> _WORKING DATA_
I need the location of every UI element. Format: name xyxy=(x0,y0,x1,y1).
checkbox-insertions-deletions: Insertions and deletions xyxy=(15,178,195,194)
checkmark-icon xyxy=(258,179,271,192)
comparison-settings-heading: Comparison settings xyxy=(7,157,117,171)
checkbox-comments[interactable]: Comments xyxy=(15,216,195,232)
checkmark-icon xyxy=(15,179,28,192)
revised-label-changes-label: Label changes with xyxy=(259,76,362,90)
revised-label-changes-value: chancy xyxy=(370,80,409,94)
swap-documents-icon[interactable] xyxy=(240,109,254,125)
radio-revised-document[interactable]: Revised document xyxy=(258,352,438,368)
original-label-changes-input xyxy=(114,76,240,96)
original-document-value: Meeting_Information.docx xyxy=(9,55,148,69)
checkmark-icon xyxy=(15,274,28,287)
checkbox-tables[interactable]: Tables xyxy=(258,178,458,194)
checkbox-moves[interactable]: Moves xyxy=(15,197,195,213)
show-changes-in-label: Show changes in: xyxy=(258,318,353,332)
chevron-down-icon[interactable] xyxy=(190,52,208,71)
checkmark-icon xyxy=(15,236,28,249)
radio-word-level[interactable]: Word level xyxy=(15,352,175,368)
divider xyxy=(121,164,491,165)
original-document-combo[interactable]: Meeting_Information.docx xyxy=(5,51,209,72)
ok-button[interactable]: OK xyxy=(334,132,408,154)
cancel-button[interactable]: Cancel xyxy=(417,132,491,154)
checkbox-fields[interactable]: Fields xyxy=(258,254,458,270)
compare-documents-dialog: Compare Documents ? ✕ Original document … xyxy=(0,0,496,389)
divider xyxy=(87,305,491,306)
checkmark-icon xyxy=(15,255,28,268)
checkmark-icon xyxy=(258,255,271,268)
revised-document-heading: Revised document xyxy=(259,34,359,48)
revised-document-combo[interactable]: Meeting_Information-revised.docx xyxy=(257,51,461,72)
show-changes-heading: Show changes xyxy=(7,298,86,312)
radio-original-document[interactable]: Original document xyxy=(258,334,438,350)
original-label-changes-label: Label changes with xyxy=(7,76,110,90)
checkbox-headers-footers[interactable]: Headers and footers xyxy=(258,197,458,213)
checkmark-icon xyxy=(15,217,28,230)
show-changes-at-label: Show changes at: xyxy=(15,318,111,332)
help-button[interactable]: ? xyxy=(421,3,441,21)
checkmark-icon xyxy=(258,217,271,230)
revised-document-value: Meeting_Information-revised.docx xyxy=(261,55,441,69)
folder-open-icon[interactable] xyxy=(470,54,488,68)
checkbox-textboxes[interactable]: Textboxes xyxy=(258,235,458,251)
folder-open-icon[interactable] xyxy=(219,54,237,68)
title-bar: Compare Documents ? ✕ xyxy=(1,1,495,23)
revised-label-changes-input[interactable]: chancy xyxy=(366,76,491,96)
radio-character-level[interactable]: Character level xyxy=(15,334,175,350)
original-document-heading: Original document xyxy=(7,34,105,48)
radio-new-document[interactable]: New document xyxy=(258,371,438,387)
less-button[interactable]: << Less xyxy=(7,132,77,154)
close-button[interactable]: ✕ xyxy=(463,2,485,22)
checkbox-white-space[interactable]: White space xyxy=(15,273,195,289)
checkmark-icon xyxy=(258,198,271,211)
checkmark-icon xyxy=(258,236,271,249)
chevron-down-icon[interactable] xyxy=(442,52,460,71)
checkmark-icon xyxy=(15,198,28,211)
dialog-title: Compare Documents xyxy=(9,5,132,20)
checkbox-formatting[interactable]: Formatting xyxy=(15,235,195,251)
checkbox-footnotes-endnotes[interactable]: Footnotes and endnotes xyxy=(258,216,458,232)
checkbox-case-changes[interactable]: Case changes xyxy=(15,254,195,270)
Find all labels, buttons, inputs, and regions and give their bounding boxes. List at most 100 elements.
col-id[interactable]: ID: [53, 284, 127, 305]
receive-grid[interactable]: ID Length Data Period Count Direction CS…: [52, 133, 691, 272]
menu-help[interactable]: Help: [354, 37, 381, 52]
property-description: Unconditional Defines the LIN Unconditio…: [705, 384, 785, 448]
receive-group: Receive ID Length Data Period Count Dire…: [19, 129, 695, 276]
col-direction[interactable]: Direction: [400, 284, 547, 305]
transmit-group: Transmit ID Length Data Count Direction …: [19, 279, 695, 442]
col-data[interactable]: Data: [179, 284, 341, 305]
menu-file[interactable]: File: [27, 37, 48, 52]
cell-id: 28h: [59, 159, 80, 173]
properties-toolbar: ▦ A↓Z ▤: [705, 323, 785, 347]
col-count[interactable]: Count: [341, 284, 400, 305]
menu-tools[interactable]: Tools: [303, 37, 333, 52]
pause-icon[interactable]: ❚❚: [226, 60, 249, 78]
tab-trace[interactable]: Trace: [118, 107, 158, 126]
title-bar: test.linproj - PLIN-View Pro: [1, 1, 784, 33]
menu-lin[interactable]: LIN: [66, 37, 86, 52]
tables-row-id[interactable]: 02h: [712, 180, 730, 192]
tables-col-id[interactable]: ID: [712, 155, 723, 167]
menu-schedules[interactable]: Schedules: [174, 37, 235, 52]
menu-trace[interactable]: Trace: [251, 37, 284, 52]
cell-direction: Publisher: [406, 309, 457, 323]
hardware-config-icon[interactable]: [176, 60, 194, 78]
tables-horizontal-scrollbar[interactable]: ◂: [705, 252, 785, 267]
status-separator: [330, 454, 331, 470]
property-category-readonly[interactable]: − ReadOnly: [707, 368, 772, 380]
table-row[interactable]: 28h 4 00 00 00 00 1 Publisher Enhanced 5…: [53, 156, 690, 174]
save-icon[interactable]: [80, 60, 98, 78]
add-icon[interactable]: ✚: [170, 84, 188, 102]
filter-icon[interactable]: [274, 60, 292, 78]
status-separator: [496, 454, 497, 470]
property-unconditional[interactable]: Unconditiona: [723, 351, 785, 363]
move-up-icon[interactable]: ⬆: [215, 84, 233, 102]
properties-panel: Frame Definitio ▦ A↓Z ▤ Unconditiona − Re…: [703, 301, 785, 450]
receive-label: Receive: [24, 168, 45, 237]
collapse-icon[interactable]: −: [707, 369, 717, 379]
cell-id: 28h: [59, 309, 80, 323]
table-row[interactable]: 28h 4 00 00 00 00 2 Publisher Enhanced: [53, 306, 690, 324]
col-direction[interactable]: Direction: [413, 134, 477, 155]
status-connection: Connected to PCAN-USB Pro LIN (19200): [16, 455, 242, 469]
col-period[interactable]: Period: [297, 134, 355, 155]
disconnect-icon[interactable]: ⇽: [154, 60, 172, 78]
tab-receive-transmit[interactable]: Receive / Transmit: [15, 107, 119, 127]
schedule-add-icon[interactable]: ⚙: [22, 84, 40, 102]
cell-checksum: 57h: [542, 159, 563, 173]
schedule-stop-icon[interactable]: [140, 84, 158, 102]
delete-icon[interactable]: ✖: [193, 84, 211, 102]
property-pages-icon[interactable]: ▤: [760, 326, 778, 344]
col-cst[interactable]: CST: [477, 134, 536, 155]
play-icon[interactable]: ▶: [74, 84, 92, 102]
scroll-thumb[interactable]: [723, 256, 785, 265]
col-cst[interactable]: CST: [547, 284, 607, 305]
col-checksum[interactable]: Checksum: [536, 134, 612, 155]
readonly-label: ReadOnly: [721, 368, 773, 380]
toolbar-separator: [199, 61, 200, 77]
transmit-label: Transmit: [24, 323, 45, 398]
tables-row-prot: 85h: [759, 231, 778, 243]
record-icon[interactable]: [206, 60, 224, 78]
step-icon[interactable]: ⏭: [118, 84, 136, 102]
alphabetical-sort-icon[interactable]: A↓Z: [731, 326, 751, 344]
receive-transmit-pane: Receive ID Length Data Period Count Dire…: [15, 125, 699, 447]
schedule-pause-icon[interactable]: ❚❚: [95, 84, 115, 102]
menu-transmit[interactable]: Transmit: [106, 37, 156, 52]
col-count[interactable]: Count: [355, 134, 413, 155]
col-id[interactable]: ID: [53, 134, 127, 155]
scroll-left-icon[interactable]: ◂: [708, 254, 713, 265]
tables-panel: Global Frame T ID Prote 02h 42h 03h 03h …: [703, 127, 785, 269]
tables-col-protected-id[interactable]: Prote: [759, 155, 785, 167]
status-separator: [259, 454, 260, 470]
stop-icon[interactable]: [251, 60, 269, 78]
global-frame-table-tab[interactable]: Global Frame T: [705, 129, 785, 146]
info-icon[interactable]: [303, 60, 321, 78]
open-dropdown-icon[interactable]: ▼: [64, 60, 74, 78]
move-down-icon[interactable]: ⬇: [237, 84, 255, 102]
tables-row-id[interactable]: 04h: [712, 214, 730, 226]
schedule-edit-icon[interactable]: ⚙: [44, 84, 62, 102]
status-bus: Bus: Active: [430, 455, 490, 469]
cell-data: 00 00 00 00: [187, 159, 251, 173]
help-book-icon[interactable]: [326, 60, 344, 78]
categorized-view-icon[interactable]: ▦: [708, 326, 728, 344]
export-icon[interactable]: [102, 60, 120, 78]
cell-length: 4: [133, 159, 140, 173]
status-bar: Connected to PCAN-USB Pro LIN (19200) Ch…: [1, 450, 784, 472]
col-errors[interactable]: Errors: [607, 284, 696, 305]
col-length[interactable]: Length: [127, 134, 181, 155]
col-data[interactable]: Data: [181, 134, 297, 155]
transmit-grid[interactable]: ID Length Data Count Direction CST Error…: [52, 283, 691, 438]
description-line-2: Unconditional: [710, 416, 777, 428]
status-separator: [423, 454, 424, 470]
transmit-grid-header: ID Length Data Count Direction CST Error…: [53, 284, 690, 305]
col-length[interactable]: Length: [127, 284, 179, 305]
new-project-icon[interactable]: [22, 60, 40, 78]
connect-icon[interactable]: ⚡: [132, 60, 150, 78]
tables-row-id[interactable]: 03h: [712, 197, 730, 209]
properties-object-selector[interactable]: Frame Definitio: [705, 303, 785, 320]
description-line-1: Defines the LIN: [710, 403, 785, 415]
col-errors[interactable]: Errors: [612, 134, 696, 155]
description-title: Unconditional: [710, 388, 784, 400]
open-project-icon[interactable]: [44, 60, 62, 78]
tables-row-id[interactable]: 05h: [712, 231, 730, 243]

> _DIRECTIONS_
Rewrite the items from the first line through the line containing "checkbox-moves[interactable]: Moves xyxy=(15,197,195,213)", swapping "Label changes with" for "Mark changes with" and keeping everything else the same.

> _TASK SOLUTION_
I need the location of every UI element. Format: name xyxy=(x0,y0,x1,y1).
checkbox-insertions-deletions: Insertions and deletions xyxy=(15,178,195,194)
checkmark-icon xyxy=(258,179,271,192)
comparison-settings-heading: Comparison settings xyxy=(7,157,117,171)
checkbox-comments[interactable]: Comments xyxy=(15,216,195,232)
checkmark-icon xyxy=(15,179,28,192)
revised-label-changes-label: Mark changes with xyxy=(259,76,362,90)
revised-label-changes-value: chancy xyxy=(370,80,409,94)
swap-documents-icon[interactable] xyxy=(240,109,254,125)
radio-revised-document[interactable]: Revised document xyxy=(258,352,438,368)
original-label-changes-input xyxy=(114,76,240,96)
original-document-value: Meeting_Information.docx xyxy=(9,55,148,69)
checkmark-icon xyxy=(15,274,28,287)
checkbox-tables[interactable]: Tables xyxy=(258,178,458,194)
checkbox-moves[interactable]: Moves xyxy=(15,197,195,213)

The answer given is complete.